• **Entries shown**
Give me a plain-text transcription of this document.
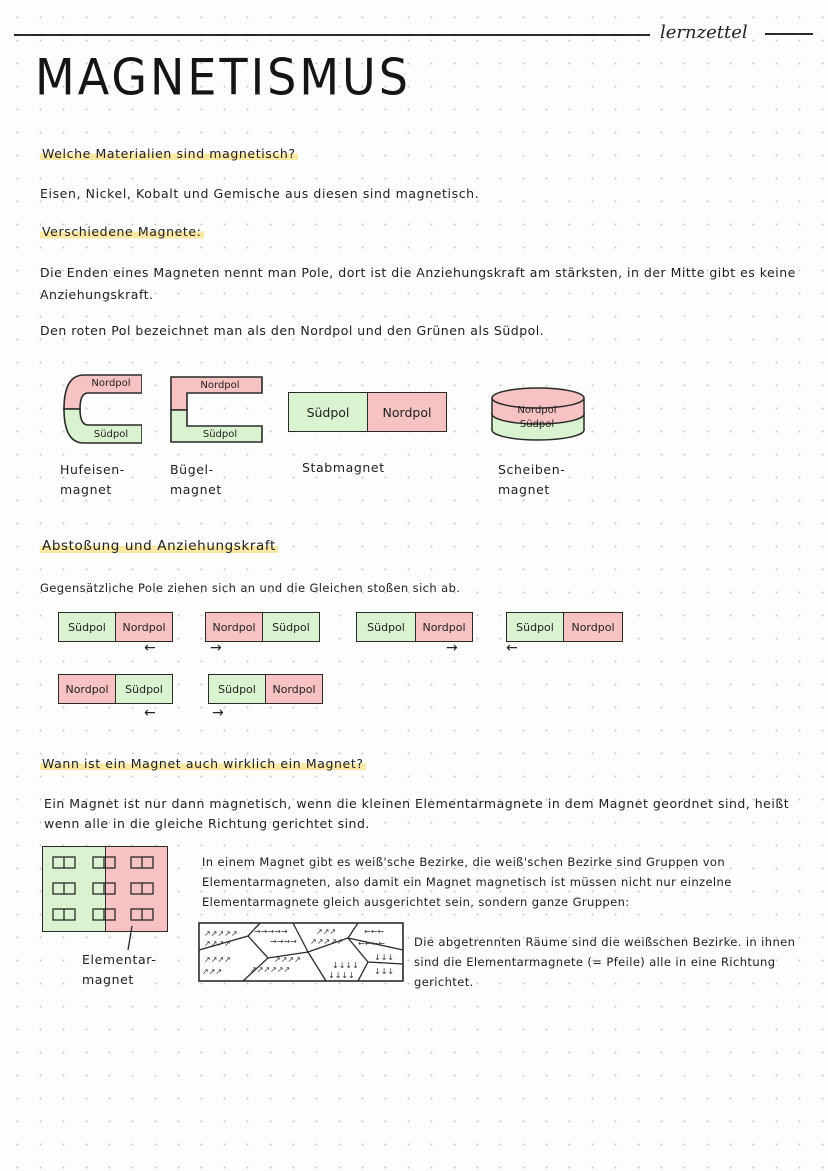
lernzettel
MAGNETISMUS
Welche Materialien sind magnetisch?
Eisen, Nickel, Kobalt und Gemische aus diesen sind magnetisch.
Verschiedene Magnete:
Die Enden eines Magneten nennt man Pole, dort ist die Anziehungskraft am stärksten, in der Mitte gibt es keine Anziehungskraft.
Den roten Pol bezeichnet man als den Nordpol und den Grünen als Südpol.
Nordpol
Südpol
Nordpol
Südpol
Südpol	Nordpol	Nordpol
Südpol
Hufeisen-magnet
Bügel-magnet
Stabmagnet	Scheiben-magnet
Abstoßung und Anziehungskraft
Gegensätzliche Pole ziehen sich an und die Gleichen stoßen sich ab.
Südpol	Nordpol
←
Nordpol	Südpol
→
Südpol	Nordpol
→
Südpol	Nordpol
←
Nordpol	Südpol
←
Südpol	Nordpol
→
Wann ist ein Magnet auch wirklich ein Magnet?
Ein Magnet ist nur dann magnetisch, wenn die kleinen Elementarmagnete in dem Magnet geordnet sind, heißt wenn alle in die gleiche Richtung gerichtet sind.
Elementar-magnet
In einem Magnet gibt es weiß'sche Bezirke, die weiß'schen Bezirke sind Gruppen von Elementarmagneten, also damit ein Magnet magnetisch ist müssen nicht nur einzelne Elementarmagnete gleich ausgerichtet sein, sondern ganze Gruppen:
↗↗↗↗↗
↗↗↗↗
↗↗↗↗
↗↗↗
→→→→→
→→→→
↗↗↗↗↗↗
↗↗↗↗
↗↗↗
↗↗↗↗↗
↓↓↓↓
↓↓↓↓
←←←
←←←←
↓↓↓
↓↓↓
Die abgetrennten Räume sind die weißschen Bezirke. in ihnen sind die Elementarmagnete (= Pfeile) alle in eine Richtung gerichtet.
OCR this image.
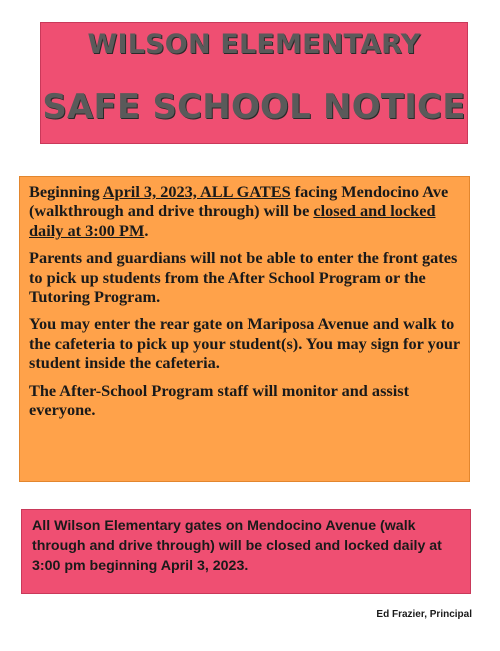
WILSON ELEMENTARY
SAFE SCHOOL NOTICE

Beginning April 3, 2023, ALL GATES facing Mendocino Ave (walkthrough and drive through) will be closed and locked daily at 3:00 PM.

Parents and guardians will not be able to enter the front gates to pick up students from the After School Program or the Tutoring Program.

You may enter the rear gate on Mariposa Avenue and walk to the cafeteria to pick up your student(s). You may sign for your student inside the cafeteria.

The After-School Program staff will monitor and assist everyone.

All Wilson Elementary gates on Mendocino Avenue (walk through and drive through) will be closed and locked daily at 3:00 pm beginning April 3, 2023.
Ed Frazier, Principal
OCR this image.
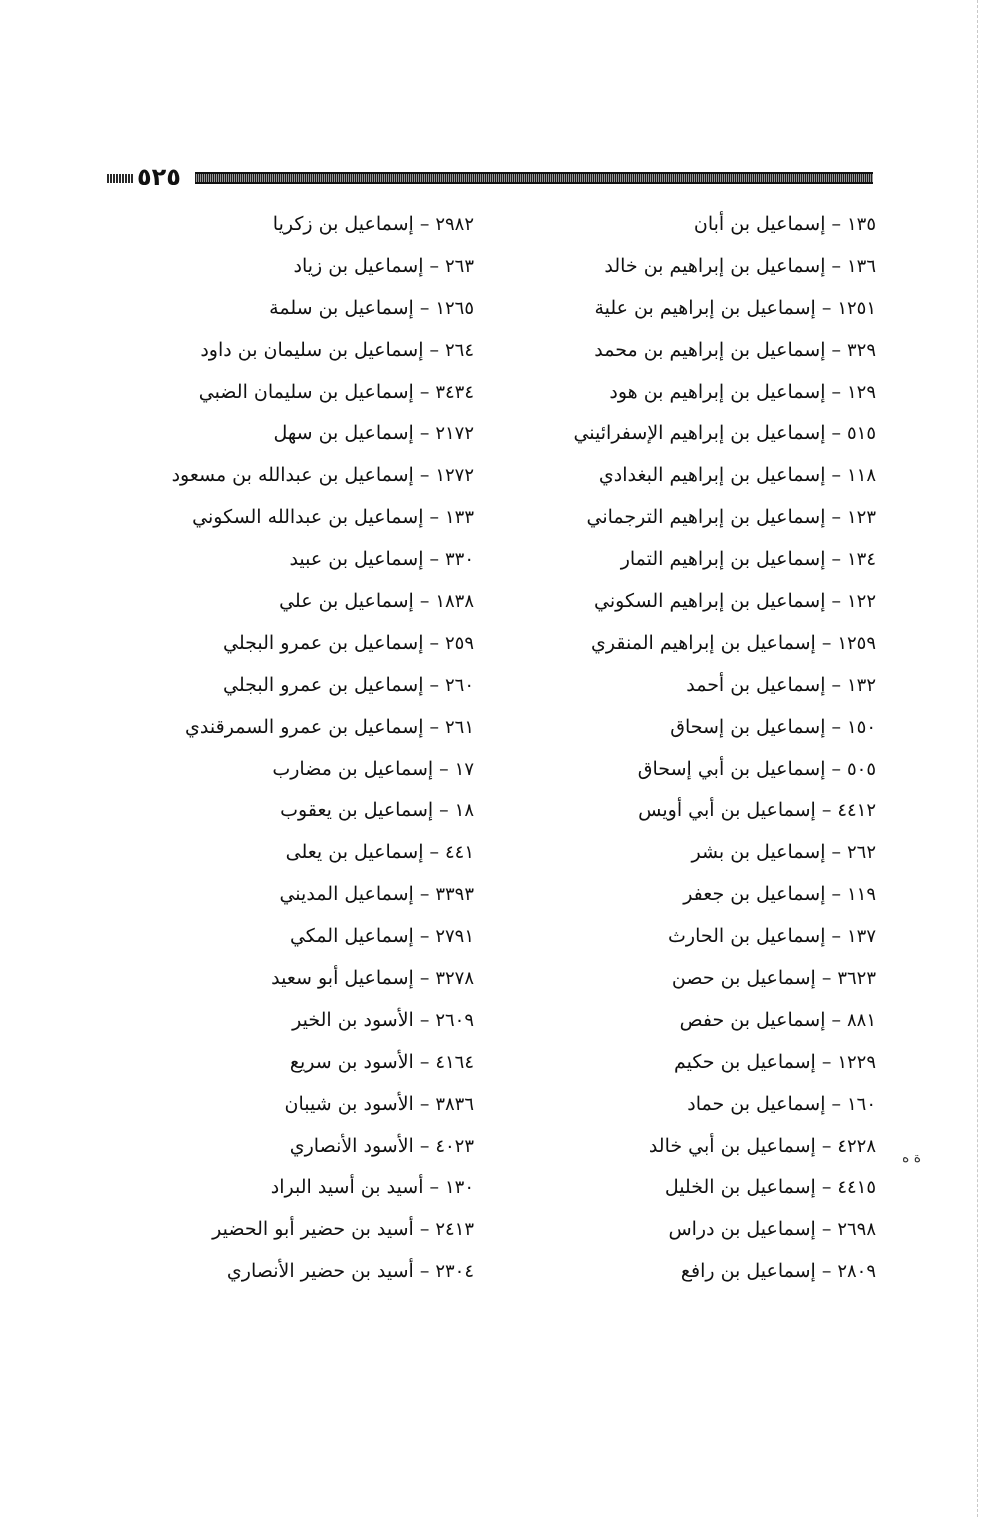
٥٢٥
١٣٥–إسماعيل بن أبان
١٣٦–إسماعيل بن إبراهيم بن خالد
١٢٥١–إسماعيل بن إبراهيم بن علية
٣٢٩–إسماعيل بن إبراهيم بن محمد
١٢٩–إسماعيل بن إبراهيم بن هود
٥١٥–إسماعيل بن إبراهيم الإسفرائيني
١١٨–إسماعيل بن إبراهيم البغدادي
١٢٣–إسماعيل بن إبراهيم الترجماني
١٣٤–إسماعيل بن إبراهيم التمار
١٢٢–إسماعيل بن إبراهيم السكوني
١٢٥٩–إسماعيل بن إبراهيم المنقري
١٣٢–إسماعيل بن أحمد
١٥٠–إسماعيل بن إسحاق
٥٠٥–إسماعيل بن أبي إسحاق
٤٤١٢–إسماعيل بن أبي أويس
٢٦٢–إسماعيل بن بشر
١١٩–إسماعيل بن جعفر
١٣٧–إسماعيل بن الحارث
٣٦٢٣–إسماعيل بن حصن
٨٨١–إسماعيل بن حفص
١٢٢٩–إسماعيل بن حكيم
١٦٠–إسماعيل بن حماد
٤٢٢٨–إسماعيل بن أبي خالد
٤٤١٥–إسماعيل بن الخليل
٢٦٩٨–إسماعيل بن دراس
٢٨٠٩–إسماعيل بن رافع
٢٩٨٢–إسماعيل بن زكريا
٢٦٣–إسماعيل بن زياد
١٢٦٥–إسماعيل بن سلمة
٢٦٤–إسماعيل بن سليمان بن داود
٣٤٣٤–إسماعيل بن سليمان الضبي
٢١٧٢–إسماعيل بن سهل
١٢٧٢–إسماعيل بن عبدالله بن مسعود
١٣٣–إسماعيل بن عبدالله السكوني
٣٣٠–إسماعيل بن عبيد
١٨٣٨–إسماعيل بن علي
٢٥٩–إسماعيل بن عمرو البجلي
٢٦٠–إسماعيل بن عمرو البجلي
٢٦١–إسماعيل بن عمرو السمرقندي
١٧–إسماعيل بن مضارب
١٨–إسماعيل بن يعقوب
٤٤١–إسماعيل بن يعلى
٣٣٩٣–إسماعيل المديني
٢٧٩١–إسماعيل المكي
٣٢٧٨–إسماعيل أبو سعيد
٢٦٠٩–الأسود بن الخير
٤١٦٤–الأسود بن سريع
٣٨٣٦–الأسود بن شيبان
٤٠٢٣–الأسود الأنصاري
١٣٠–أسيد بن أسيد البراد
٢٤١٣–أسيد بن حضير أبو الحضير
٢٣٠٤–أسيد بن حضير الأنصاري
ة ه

• **What is required**
Extract every line from the records above that contains the word "سليمان".

• **Answer for the task**
٢٦٤–إسماعيل بن سليمان بن داود
٣٤٣٤–إسماعيل بن سليمان الضبي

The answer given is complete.